What the exercise asks → List the lines of this listing that hold the word "text".

Recorded information →
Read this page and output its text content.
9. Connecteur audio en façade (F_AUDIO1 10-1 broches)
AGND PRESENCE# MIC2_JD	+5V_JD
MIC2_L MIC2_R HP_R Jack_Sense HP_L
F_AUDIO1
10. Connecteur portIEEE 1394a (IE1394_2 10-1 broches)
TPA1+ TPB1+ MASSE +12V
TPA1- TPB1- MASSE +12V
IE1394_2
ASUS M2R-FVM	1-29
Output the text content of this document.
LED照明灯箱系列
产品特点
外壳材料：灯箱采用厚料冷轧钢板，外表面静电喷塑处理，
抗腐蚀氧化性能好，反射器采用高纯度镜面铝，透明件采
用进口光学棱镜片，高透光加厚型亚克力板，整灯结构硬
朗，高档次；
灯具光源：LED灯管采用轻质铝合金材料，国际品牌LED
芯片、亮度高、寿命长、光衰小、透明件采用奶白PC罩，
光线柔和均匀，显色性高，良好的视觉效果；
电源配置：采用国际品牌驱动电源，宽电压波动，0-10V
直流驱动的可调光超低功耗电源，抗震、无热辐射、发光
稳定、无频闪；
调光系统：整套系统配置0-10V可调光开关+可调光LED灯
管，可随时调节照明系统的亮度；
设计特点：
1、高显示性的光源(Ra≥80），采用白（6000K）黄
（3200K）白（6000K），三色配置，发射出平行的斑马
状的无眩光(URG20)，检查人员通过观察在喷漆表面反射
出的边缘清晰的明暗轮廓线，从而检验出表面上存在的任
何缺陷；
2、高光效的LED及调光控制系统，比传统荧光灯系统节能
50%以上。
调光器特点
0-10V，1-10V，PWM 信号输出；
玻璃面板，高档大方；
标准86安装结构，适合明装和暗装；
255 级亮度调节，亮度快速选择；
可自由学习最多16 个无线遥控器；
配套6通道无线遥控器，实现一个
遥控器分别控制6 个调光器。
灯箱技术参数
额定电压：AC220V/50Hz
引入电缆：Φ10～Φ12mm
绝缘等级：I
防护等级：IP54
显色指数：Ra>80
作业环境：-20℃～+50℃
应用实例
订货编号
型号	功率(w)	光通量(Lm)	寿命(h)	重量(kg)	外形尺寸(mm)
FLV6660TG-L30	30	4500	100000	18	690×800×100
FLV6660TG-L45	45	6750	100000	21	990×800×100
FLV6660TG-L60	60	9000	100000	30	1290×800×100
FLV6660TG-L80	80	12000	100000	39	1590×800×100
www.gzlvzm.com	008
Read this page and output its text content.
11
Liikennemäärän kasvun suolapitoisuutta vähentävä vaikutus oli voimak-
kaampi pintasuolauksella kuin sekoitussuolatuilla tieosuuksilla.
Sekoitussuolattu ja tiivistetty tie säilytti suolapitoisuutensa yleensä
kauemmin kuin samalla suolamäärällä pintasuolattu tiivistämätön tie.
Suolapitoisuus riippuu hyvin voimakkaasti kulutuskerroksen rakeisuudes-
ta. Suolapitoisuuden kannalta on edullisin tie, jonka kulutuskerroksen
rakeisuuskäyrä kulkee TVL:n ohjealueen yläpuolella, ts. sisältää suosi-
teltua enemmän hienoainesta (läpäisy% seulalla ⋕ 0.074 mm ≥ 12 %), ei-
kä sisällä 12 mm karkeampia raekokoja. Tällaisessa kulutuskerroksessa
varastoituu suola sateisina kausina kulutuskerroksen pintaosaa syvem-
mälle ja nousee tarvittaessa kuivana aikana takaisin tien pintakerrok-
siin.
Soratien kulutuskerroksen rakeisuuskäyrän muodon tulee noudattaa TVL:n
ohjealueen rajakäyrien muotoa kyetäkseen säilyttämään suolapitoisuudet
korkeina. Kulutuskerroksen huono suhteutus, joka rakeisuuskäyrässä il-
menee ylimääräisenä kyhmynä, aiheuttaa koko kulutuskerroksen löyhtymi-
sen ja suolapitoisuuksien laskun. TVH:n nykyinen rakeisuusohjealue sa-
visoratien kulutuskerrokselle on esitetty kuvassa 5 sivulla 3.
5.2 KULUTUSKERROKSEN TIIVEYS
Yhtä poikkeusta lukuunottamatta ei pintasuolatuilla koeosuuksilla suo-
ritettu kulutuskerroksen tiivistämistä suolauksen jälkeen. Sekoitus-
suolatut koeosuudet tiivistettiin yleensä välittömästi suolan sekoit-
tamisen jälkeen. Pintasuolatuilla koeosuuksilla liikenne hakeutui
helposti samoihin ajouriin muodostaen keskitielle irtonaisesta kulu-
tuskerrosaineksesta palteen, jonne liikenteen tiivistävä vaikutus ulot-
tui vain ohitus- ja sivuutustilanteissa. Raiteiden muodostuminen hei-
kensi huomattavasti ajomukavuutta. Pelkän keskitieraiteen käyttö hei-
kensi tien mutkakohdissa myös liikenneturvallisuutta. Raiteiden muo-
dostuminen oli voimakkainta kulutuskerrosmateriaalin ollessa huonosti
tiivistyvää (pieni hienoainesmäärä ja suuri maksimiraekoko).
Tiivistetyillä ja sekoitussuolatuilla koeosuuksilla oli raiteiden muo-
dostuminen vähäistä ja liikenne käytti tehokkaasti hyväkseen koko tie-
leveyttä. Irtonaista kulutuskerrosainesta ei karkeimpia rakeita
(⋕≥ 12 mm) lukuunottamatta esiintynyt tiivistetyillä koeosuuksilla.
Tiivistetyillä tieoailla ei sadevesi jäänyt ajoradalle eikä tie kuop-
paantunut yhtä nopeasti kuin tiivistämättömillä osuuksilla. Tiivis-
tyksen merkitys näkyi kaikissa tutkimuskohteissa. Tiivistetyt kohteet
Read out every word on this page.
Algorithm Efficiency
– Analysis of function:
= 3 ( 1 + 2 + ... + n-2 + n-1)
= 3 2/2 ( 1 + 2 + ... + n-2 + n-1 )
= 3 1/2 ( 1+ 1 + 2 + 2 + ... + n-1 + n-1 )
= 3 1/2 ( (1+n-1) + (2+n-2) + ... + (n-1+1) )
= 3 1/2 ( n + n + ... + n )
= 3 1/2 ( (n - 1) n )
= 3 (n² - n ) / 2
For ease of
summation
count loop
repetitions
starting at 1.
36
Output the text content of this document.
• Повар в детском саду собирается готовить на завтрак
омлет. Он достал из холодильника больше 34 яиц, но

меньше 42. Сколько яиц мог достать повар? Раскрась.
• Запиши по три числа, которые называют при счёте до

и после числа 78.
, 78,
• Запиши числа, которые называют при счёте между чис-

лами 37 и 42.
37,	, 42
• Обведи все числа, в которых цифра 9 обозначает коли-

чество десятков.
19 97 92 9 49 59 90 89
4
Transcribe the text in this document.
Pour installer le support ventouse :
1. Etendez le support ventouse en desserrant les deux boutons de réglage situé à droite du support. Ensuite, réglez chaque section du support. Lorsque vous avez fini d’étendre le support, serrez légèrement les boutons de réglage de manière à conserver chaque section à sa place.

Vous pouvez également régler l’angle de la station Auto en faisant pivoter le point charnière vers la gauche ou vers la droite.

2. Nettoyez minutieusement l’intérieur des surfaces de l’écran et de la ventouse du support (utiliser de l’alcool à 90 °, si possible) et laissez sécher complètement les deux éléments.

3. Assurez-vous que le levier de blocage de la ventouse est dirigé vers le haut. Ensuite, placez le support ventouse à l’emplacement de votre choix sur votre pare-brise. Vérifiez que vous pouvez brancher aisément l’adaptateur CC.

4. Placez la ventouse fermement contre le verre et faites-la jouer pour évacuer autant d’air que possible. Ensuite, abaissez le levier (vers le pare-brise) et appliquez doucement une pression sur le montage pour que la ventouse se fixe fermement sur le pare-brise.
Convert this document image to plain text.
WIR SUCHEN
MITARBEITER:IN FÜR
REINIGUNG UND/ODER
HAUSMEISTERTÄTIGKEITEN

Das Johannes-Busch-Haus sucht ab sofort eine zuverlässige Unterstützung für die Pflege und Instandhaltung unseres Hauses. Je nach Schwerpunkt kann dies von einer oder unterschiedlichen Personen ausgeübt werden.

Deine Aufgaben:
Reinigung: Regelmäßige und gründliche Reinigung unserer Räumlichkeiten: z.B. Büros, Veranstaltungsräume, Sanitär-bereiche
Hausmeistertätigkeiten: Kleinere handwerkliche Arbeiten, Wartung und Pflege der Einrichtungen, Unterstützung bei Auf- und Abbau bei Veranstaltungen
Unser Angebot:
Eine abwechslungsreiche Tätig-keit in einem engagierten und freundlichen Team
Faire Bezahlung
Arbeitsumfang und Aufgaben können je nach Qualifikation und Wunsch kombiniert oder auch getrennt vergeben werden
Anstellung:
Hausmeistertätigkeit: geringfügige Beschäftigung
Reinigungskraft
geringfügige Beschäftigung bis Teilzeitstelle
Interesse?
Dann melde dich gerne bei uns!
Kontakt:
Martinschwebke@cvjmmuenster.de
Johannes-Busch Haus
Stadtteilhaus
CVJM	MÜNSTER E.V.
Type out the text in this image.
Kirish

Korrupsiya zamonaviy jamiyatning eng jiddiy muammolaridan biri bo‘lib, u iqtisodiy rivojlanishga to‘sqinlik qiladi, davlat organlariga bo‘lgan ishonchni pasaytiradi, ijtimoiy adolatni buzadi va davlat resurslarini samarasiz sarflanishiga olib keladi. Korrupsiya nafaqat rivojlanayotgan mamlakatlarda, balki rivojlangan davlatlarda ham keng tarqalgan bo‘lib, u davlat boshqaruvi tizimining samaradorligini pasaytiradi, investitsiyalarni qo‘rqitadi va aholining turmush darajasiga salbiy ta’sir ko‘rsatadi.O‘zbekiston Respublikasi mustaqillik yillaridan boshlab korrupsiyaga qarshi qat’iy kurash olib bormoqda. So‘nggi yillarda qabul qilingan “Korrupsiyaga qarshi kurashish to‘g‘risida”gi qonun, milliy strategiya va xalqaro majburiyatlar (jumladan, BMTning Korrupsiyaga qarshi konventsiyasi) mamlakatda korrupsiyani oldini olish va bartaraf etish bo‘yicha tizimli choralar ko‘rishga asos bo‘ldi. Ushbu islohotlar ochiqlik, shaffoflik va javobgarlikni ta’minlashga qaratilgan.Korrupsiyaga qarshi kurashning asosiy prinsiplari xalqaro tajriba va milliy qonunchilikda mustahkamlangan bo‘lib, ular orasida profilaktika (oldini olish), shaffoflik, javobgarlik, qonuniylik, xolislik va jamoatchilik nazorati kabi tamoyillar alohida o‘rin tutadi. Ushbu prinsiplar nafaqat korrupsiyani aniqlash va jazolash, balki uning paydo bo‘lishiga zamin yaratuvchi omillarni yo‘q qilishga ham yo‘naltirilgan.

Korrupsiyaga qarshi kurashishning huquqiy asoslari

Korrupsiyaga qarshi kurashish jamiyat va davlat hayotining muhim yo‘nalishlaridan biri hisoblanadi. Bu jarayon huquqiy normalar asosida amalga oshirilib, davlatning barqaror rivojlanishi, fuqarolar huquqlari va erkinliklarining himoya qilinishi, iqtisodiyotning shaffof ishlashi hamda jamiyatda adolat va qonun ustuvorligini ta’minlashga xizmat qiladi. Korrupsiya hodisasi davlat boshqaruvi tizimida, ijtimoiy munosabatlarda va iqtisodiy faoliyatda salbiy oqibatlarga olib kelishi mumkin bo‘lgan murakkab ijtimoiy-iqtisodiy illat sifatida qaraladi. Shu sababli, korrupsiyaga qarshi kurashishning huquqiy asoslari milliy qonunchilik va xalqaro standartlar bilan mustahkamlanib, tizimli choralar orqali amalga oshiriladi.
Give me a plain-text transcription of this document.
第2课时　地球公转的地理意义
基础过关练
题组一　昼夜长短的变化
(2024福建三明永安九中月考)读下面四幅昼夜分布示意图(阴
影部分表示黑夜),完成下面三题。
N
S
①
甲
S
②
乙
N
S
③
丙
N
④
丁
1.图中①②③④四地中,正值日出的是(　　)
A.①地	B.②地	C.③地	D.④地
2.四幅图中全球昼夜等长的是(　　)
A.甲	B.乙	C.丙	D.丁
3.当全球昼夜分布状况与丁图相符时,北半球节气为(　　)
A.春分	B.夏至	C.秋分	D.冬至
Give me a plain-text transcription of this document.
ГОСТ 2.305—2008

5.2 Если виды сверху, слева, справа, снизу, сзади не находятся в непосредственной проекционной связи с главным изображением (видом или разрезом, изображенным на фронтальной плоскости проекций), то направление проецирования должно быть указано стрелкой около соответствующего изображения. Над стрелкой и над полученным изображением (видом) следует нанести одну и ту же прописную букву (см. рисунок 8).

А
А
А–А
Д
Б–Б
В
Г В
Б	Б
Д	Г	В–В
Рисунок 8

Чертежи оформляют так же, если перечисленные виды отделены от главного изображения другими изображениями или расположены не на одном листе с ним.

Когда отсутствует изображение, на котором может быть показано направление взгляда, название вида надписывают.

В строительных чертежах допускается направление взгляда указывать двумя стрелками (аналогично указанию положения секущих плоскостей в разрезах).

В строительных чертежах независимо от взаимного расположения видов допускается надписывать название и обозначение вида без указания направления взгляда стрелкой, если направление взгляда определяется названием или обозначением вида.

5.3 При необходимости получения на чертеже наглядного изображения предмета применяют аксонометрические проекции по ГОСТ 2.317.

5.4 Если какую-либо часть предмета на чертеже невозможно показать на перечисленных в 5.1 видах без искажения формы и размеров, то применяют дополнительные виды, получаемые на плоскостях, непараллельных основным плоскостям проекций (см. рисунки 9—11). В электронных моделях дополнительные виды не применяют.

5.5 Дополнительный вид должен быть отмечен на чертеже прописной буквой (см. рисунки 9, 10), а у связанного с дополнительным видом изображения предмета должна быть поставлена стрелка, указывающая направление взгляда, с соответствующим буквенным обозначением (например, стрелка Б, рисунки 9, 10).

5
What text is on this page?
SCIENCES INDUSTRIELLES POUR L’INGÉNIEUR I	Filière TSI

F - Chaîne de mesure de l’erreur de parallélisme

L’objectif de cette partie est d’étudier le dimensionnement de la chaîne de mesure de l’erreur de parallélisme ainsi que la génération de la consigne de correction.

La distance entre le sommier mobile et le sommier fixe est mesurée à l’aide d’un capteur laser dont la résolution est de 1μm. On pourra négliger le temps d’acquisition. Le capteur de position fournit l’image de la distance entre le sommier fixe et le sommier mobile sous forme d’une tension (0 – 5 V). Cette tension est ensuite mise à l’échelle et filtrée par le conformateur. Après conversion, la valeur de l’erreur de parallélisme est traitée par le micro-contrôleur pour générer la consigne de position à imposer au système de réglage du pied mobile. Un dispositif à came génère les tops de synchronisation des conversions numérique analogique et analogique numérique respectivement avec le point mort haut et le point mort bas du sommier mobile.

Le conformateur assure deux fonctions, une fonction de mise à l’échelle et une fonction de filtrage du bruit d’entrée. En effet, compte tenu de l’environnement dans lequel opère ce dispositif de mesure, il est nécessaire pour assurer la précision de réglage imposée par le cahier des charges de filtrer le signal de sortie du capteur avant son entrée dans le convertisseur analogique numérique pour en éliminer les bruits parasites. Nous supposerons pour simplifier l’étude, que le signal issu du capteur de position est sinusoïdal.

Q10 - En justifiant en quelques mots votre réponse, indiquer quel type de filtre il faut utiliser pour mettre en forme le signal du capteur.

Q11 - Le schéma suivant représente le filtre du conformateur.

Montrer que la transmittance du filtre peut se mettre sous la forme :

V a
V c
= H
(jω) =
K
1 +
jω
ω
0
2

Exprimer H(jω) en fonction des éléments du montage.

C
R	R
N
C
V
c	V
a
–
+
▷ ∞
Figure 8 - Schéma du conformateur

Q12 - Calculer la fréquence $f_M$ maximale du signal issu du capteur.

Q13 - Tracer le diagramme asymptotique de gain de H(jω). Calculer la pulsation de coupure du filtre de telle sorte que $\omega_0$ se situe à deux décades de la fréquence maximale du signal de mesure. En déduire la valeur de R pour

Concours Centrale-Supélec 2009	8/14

Result →
Read this page and output its text content.
Output the text content of this document.
Read this page and output its text content.
Output the text content of this document.
Transcribe the text in this document.
Convert this document image to plain text.
Type out the text in this image.
Give me a plain-text transcription of this document.
Give me a plain-text transcription of this document.
What text is on this page?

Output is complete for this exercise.